---------- Task data

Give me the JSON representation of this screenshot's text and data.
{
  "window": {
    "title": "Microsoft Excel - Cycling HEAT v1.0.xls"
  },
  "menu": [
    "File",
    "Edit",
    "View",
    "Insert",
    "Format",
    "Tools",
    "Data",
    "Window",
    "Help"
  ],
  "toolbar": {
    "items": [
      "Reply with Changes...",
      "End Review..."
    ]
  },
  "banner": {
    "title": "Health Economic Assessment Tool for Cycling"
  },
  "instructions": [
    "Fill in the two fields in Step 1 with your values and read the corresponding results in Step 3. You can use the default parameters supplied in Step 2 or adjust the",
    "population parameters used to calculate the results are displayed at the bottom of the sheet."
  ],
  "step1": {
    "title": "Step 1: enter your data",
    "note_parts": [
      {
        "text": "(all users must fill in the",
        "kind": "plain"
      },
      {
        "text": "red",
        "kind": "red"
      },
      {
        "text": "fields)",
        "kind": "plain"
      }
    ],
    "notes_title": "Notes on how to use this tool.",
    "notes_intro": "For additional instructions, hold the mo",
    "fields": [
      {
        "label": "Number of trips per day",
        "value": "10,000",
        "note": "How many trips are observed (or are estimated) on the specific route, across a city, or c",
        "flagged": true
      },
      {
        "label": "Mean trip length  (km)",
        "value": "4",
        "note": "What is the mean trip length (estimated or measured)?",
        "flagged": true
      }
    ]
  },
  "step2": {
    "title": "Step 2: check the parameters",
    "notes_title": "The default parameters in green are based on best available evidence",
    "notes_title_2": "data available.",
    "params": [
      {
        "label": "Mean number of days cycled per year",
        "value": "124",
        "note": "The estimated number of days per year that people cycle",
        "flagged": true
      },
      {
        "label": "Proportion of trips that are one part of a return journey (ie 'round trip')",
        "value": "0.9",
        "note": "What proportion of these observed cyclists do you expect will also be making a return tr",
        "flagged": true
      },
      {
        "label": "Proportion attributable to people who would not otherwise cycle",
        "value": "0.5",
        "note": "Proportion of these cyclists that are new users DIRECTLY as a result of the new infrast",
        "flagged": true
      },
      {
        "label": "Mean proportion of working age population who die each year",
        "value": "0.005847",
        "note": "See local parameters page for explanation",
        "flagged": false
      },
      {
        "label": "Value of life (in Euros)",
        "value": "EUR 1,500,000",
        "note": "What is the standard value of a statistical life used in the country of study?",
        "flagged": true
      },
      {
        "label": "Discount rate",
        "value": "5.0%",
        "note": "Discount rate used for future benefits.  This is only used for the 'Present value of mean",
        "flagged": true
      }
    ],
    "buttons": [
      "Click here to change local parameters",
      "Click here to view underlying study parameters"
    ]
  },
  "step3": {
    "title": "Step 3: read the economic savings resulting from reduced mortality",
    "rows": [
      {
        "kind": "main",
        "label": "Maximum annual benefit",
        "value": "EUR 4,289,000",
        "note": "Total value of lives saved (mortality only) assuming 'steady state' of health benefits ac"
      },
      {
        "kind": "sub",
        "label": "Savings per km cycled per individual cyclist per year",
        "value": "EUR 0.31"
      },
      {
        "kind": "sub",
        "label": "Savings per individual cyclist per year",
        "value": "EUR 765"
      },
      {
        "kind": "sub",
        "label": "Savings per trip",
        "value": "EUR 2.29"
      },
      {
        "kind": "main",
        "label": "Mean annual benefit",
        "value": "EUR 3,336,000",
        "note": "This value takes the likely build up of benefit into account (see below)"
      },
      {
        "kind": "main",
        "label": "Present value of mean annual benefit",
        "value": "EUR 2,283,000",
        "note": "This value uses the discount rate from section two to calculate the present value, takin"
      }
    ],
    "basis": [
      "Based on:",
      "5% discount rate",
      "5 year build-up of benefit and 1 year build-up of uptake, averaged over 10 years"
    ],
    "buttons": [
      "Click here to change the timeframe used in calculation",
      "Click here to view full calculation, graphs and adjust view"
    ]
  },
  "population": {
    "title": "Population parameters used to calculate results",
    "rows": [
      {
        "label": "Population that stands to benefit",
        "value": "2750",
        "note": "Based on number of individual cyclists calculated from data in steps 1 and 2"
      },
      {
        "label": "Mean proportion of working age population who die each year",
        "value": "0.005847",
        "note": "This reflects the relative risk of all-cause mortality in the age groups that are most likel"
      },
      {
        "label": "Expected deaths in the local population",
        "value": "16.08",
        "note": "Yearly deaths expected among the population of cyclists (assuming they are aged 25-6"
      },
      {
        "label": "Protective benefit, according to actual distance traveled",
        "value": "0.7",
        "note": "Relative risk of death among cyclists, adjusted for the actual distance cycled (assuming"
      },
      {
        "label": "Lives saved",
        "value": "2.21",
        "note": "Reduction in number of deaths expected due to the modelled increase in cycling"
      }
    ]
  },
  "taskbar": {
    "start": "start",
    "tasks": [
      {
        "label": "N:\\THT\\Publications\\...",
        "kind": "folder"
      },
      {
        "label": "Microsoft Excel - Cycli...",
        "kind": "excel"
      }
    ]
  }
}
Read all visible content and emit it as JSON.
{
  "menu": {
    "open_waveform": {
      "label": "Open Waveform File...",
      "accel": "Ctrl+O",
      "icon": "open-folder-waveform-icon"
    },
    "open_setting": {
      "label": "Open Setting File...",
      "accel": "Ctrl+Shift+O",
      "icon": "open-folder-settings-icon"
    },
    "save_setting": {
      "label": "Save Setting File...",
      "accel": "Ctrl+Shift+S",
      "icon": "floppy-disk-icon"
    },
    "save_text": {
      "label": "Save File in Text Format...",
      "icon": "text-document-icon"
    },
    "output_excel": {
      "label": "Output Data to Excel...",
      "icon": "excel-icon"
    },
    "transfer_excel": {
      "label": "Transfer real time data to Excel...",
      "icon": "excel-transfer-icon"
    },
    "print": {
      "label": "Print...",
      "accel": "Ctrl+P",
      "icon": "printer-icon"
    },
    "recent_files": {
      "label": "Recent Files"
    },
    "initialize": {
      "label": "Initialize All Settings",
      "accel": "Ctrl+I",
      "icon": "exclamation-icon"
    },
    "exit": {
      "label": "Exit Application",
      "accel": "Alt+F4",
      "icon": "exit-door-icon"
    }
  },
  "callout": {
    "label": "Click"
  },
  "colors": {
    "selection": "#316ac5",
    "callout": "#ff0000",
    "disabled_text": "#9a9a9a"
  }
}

--------------------

■ **What to produce**
Every line above should be retyped exactly as given.

■ **Right answer**
Give me the JSON representation of this screenshot's text and data.
{
  "window": {
    "title": "Microsoft Excel - Cycling HEAT v1.0.xls"
  },
  "menu": [
    "File",
    "Edit",
    "View",
    "Insert",
    "Format",
    "Tools",
    "Data",
    "Window",
    "Help"
  ],
  "toolbar": {
    "items": [
      "Reply with Changes...",
      "End Review..."
    ]
  },
  "banner": {
    "title": "Health Economic Assessment Tool for Cycling"
  },
  "instructions": [
    "Fill in the two fields in Step 1 with your values and read the corresponding results in Step 3. You can use the default parameters supplied in Step 2 or adjust the",
    "population parameters used to calculate the results are displayed at the bottom of the sheet."
  ],
  "step1": {
    "title": "Step 1: enter your data",
    "note_parts": [
      {
        "text": "(all users must fill in the",
        "kind": "plain"
      },
      {
        "text": "red",
        "kind": "red"
      },
      {
        "text": "fields)",
        "kind": "plain"
      }
    ],
    "notes_title": "Notes on how to use this tool.",
    "notes_intro": "For additional instructions, hold the mo",
    "fields": [
      {
        "label": "Number of trips per day",
        "value": "10,000",
        "note": "How many trips are observed (or are estimated) on the specific route, across a city, or c",
        "flagged": true
      },
      {
        "label": "Mean trip length  (km)",
        "value": "4",
        "note": "What is the mean trip length (estimated or measured)?",
        "flagged": true
      }
    ]
  },
  "step2": {
    "title": "Step 2: check the parameters",
    "notes_title": "The default parameters in green are based on best available evidence",
    "notes_title_2": "data available.",
    "params": [
      {
        "label": "Mean number of days cycled per year",
        "value": "124",
        "note": "The estimated number of days per year that people cycle",
        "flagged": true
      },
      {
        "label": "Proportion of trips that are one part of a return journey (ie 'round trip')",
        "value": "0.9",
        "note": "What proportion of these observed cyclists do you expect will also be making a return tr",
        "flagged": true
      },
      {
        "label": "Proportion attributable to people who would not otherwise cycle",
        "value": "0.5",
        "note": "Proportion of these cyclists that are new users DIRECTLY as a result of the new infrast",
        "flagged": true
      },
      {
        "label": "Mean proportion of working age population who die each year",
        "value": "0.005847",
        "note": "See local parameters page for explanation",
        "flagged": false
      },
      {
        "label": "Value of life (in Euros)",
        "value": "EUR 1,500,000",
        "note": "What is the standard value of a statistical life used in the country of study?",
        "flagged": true
      },
      {
        "label": "Discount rate",
        "value": "5.0%",
        "note": "Discount rate used for future benefits.  This is only used for the 'Present value of mean",
        "flagged": true
      }
    ],
    "buttons": [
      "Click here to change local parameters",
      "Click here to view underlying study parameters"
    ]
  },
  "step3": {
    "title": "Step 3: read the economic savings resulting from reduced mortality",
    "rows": [
      {
        "kind": "main",
        "label": "Maximum annual benefit",
        "value": "EUR 4,289,000",
        "note": "Total value of lives saved (mortality only) assuming 'steady state' of health benefits ac"
      },
      {
        "kind": "sub",
        "label": "Savings per km cycled per individual cyclist per year",
        "value": "EUR 0.31"
      },
      {
        "kind": "sub",
        "label": "Savings per individual cyclist per year",
        "value": "EUR 765"
      },
      {
        "kind": "sub",
        "label": "Savings per trip",
        "value": "EUR 2.29"
      },
      {
        "kind": "main",
        "label": "Mean annual benefit",
        "value": "EUR 3,336,000",
        "note": "This value takes the likely build up of benefit into account (see below)"
      },
      {
        "kind": "main",
        "label": "Present value of mean annual benefit",
        "value": "EUR 2,283,000",
        "note": "This value uses the discount rate from section two to calculate the present value, takin"
      }
    ],
    "basis": [
      "Based on:",
      "5% discount rate",
      "5 year build-up of benefit and 1 year build-up of uptake, averaged over 10 years"
    ],
    "buttons": [
      "Click here to change the timeframe used in calculation",
      "Click here to view full calculation, graphs and adjust view"
    ]
  },
  "population": {
    "title": "Population parameters used to calculate results",
    "rows": [
      {
        "label": "Population that stands to benefit",
        "value": "2750",
        "note": "Based on number of individual cyclists calculated from data in steps 1 and 2"
      },
      {
        "label": "Mean proportion of working age population who die each year",
        "value": "0.005847",
        "note": "This reflects the relative risk of all-cause mortality in the age groups that are most likel"
      },
      {
        "label": "Expected deaths in the local population",
        "value": "16.08",
        "note": "Yearly deaths expected among the population of cyclists (assuming they are aged 25-6"
      },
      {
        "label": "Protective benefit, according to actual distance traveled",
        "value": "0.7",
        "note": "Relative risk of death among cyclists, adjusted for the actual distance cycled (assuming"
      },
      {
        "label": "Lives saved",
        "value": "2.21",
        "note": "Reduction in number of deaths expected due to the modelled increase in cycling"
      }
    ]
  },
  "taskbar": {
    "start": "start",
    "tasks": [
      {
        "label": "N:\\THT\\Publications\\...",
        "kind": "folder"
      },
      {
        "label": "Microsoft Excel - Cycli...",
        "kind": "excel"
      }
    ]
  }
}
Read all visible content and emit it as JSON.
{
  "menu": {
    "open_waveform": {
      "label": "Open Waveform File...",
      "accel": "Ctrl+O",
      "icon": "open-folder-waveform-icon"
    },
    "open_setting": {
      "label": "Open Setting File...",
      "accel": "Ctrl+Shift+O",
      "icon": "open-folder-settings-icon"
    },
    "save_setting": {
      "label": "Save Setting File...",
      "accel": "Ctrl+Shift+S",
      "icon": "floppy-disk-icon"
    },
    "save_text": {
      "label": "Save File in Text Format...",
      "icon": "text-document-icon"
    },
    "output_excel": {
      "label": "Output Data to Excel...",
      "icon": "excel-icon"
    },
    "transfer_excel": {
      "label": "Transfer real time data to Excel...",
      "icon": "excel-transfer-icon"
    },
    "print": {
      "label": "Print...",
      "accel": "Ctrl+P",
      "icon": "printer-icon"
    },
    "recent_files": {
      "label": "Recent Files"
    },
    "initialize": {
      "label": "Initialize All Settings",
      "accel": "Ctrl+I",
      "icon": "exclamation-icon"
    },
    "exit": {
      "label": "Exit Application",
      "accel": "Alt+F4",
      "icon": "exit-door-icon"
    }
  },
  "callout": {
    "label": "Click"
  },
  "colors": {
    "selection": "#316ac5",
    "callout": "#ff0000",
    "disabled_text": "#9a9a9a"
  }
}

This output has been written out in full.